EXERCISE DIRECTIONS: Copy every line that holds "Curso".

STORED ROWS:
===============

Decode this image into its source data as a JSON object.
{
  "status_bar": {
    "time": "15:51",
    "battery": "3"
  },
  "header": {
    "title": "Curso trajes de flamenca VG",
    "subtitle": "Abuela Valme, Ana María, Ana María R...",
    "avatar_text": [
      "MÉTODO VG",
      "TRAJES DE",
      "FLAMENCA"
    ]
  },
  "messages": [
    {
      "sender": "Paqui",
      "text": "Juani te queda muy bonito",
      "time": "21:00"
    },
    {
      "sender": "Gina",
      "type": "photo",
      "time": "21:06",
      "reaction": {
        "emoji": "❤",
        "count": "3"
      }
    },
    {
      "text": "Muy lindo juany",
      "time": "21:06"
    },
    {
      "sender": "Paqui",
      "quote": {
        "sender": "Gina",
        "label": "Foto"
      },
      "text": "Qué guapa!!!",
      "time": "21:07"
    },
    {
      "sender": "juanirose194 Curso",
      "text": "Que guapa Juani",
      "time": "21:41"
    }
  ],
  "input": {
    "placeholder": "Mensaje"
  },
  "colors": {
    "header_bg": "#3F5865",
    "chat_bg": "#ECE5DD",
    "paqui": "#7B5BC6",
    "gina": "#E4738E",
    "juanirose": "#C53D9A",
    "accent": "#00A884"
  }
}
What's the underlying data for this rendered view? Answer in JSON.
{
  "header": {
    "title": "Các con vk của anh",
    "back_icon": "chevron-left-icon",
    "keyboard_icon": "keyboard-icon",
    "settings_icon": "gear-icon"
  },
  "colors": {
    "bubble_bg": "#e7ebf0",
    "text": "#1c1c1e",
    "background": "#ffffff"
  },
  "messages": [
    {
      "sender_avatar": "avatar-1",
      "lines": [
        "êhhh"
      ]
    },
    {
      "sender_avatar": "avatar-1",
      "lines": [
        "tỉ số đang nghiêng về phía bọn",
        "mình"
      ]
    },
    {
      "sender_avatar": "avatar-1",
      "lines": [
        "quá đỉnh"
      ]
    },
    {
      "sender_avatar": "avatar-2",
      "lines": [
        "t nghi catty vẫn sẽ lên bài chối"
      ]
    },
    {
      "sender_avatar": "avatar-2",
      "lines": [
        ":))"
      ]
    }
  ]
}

===============

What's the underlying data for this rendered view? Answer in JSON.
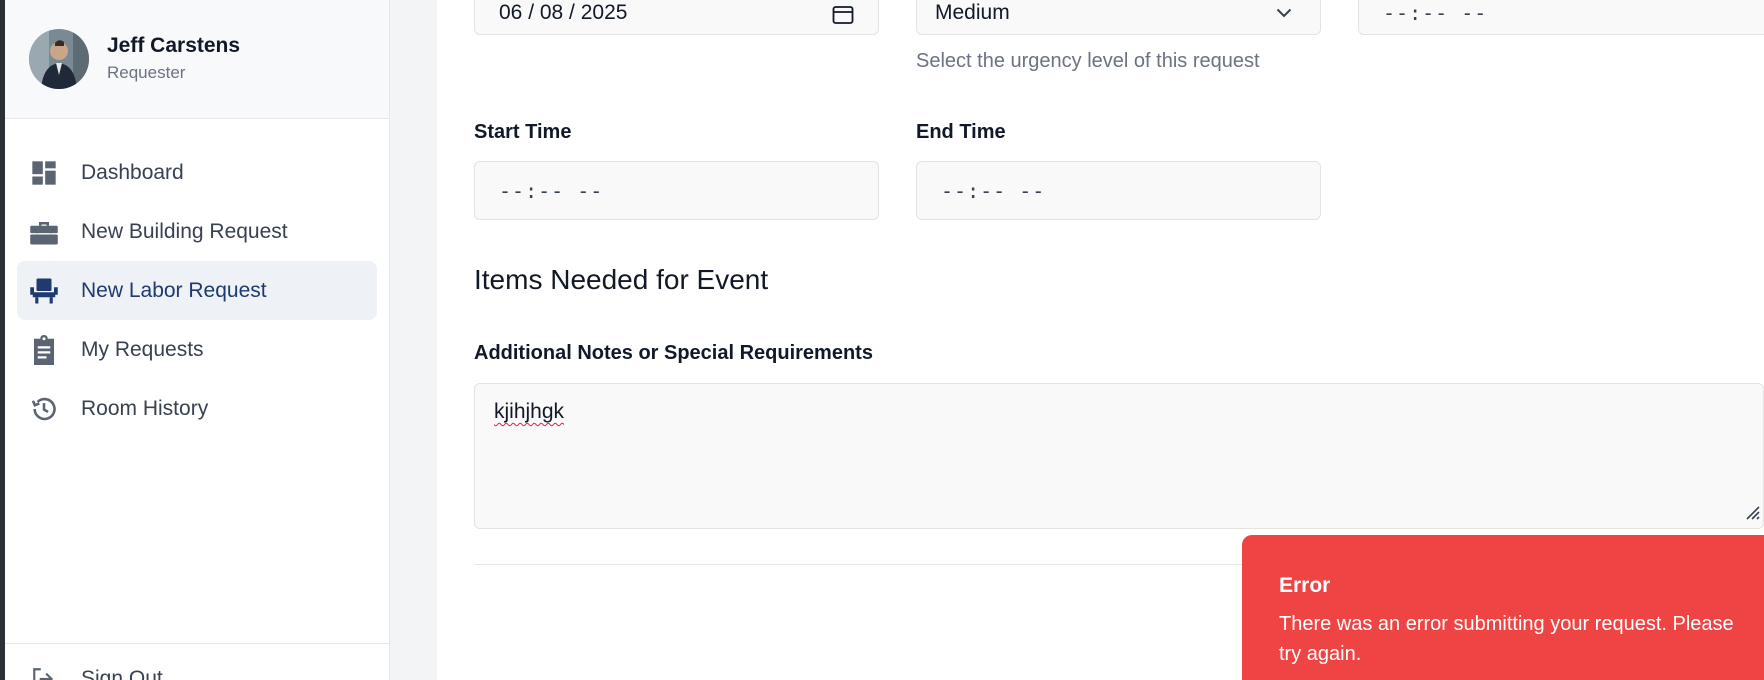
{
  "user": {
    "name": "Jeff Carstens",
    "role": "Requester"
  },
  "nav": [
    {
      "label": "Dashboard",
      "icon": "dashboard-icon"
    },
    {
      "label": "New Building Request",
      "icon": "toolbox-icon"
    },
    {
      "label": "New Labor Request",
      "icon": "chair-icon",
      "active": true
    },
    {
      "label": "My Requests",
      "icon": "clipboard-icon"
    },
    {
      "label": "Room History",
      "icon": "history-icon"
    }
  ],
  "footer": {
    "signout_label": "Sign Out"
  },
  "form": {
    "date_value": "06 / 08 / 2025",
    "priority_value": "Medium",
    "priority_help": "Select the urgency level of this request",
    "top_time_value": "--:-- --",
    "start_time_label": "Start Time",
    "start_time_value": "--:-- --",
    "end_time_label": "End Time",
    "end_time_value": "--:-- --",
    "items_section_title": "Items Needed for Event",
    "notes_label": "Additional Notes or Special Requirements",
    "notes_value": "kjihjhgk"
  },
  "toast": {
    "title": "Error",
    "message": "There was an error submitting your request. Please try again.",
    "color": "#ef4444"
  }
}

===============

TASK SOLUTION:
    "title": "Curso trajes de flamenca VG",
      "sender": "juanirose194 Curso",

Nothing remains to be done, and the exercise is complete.